A run of records
## start

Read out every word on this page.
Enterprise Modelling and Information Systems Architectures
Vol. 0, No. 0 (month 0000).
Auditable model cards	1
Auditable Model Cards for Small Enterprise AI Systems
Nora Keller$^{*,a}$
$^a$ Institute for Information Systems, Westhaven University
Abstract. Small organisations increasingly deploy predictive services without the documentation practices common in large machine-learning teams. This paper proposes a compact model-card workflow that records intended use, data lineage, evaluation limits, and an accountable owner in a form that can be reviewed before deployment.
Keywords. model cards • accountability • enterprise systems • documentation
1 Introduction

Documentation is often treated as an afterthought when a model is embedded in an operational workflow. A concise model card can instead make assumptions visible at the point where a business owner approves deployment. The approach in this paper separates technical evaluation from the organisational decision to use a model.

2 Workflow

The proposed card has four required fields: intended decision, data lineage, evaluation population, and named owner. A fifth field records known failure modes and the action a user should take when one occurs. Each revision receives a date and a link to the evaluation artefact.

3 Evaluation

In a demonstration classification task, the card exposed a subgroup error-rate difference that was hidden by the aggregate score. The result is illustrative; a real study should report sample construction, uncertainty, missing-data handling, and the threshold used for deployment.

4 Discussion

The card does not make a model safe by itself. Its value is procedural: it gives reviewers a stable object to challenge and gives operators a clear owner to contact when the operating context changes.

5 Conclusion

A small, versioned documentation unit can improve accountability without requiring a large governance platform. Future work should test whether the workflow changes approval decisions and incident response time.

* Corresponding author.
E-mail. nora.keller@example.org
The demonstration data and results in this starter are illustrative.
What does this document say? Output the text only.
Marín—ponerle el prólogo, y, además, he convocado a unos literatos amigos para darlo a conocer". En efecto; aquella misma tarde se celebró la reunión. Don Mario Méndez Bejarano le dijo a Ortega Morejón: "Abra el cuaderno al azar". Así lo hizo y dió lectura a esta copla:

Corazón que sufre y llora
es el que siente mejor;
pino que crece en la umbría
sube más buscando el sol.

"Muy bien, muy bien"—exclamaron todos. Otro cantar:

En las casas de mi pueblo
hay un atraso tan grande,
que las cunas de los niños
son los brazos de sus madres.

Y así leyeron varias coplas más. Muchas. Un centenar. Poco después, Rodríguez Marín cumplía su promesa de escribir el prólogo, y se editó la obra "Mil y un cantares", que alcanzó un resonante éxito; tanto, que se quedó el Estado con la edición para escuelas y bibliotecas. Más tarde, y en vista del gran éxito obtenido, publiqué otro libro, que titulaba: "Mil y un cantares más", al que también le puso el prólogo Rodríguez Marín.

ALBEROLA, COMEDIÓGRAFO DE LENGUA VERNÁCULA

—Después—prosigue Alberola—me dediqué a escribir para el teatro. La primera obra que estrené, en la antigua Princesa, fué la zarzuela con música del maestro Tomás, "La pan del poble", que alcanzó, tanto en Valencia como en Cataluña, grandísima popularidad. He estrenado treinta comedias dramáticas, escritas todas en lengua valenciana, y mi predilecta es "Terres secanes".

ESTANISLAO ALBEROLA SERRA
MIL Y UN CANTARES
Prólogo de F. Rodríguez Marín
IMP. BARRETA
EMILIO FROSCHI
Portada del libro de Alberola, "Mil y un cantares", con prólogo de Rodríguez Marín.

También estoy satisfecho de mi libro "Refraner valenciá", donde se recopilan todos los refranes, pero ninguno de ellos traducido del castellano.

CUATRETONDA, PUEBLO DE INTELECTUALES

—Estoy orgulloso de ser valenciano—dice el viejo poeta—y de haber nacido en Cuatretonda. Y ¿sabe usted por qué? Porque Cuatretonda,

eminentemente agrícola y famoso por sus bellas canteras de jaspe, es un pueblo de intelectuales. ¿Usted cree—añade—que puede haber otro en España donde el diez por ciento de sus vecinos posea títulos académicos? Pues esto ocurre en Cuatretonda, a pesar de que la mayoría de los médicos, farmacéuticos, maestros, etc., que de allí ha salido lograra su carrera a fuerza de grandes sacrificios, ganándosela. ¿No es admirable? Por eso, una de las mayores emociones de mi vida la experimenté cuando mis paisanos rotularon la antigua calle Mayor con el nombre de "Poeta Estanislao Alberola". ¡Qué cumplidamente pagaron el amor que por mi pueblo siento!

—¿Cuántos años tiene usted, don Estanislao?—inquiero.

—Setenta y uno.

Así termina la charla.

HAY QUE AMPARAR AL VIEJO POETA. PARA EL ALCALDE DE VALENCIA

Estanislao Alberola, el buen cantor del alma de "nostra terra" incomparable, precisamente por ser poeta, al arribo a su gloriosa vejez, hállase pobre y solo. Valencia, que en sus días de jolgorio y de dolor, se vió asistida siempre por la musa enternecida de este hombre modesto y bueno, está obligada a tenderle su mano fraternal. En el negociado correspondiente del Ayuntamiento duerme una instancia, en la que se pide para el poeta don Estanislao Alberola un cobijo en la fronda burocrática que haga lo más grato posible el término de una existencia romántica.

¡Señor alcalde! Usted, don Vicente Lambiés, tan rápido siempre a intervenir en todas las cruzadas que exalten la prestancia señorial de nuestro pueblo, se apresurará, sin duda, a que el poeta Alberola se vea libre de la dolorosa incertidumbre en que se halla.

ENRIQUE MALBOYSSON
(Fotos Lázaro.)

## end

_Your task_
From the records above, please extract every line and repeat it exactly.

_Full response_
Read out every word on this page.
Enterprise Modelling and Information Systems Architectures
Vol. 0, No. 0 (month 0000).
Auditable model cards	1
Auditable Model Cards for Small Enterprise AI Systems
Nora Keller$^{*,a}$
$^a$ Institute for Information Systems, Westhaven University
Abstract. Small organisations increasingly deploy predictive services without the documentation practices common in large machine-learning teams. This paper proposes a compact model-card workflow that records intended use, data lineage, evaluation limits, and an accountable owner in a form that can be reviewed before deployment.
Keywords. model cards • accountability • enterprise systems • documentation
1 Introduction

Documentation is often treated as an afterthought when a model is embedded in an operational workflow. A concise model card can instead make assumptions visible at the point where a business owner approves deployment. The approach in this paper separates technical evaluation from the organisational decision to use a model.

2 Workflow

The proposed card has four required fields: intended decision, data lineage, evaluation population, and named owner. A fifth field records known failure modes and the action a user should take when one occurs. Each revision receives a date and a link to the evaluation artefact.

3 Evaluation

In a demonstration classification task, the card exposed a subgroup error-rate difference that was hidden by the aggregate score. The result is illustrative; a real study should report sample construction, uncertainty, missing-data handling, and the threshold used for deployment.

4 Discussion

The card does not make a model safe by itself. Its value is procedural: it gives reviewers a stable object to challenge and gives operators a clear owner to contact when the operating context changes.

5 Conclusion

A small, versioned documentation unit can improve accountability without requiring a large governance platform. Future work should test whether the workflow changes approval decisions and incident response time.

* Corresponding author.
E-mail. nora.keller@example.org
The demonstration data and results in this starter are illustrative.
What does this document say? Output the text only.
Marín—ponerle el prólogo, y, además, he convocado a unos literatos amigos para darlo a conocer". En efecto; aquella misma tarde se celebró la reunión. Don Mario Méndez Bejarano le dijo a Ortega Morejón: "Abra el cuaderno al azar". Así lo hizo y dió lectura a esta copla:

Corazón que sufre y llora
es el que siente mejor;
pino que crece en la umbría
sube más buscando el sol.

"Muy bien, muy bien"—exclamaron todos. Otro cantar:

En las casas de mi pueblo
hay un atraso tan grande,
que las cunas de los niños
son los brazos de sus madres.

Y así leyeron varias coplas más. Muchas. Un centenar. Poco después, Rodríguez Marín cumplía su promesa de escribir el prólogo, y se editó la obra "Mil y un cantares", que alcanzó un resonante éxito; tanto, que se quedó el Estado con la edición para escuelas y bibliotecas. Más tarde, y en vista del gran éxito obtenido, publiqué otro libro, que titulaba: "Mil y un cantares más", al que también le puso el prólogo Rodríguez Marín.

ALBEROLA, COMEDIÓGRAFO DE LENGUA VERNÁCULA

—Después—prosigue Alberola—me dediqué a escribir para el teatro. La primera obra que estrené, en la antigua Princesa, fué la zarzuela con música del maestro Tomás, "La pan del poble", que alcanzó, tanto en Valencia como en Cataluña, grandísima popularidad. He estrenado treinta comedias dramáticas, escritas todas en lengua valenciana, y mi predilecta es "Terres secanes".

ESTANISLAO ALBEROLA SERRA
MIL Y UN CANTARES
Prólogo de F. Rodríguez Marín
IMP. BARRETA
EMILIO FROSCHI
Portada del libro de Alberola, "Mil y un cantares", con prólogo de Rodríguez Marín.

También estoy satisfecho de mi libro "Refraner valenciá", donde se recopilan todos los refranes, pero ninguno de ellos traducido del castellano.

CUATRETONDA, PUEBLO DE INTELECTUALES

—Estoy orgulloso de ser valenciano—dice el viejo poeta—y de haber nacido en Cuatretonda. Y ¿sabe usted por qué? Porque Cuatretonda,

eminentemente agrícola y famoso por sus bellas canteras de jaspe, es un pueblo de intelectuales. ¿Usted cree—añade—que puede haber otro en España donde el diez por ciento de sus vecinos posea títulos académicos? Pues esto ocurre en Cuatretonda, a pesar de que la mayoría de los médicos, farmacéuticos, maestros, etc., que de allí ha salido lograra su carrera a fuerza de grandes sacrificios, ganándosela. ¿No es admirable? Por eso, una de las mayores emociones de mi vida la experimenté cuando mis paisanos rotularon la antigua calle Mayor con el nombre de "Poeta Estanislao Alberola". ¡Qué cumplidamente pagaron el amor que por mi pueblo siento!

—¿Cuántos años tiene usted, don Estanislao?—inquiero.

—Setenta y uno.

Así termina la charla.

HAY QUE AMPARAR AL VIEJO POETA. PARA EL ALCALDE DE VALENCIA

Estanislao Alberola, el buen cantor del alma de "nostra terra" incomparable, precisamente por ser poeta, al arribo a su gloriosa vejez, hállase pobre y solo. Valencia, que en sus días de jolgorio y de dolor, se vió asistida siempre por la musa enternecida de este hombre modesto y bueno, está obligada a tenderle su mano fraternal. En el negociado correspondiente del Ayuntamiento duerme una instancia, en la que se pide para el poeta don Estanislao Alberola un cobijo en la fronda burocrática que haga lo más grato posible el término de una existencia romántica.

¡Señor alcalde! Usted, don Vicente Lambiés, tan rápido siempre a intervenir en todas las cruzadas que exalten la prestancia señorial de nuestro pueblo, se apresurará, sin duda, a que el poeta Alberola se vea libre de la dolorosa incertidumbre en que se halla.

ENRIQUE MALBOYSSON
(Fotos Lázaro.)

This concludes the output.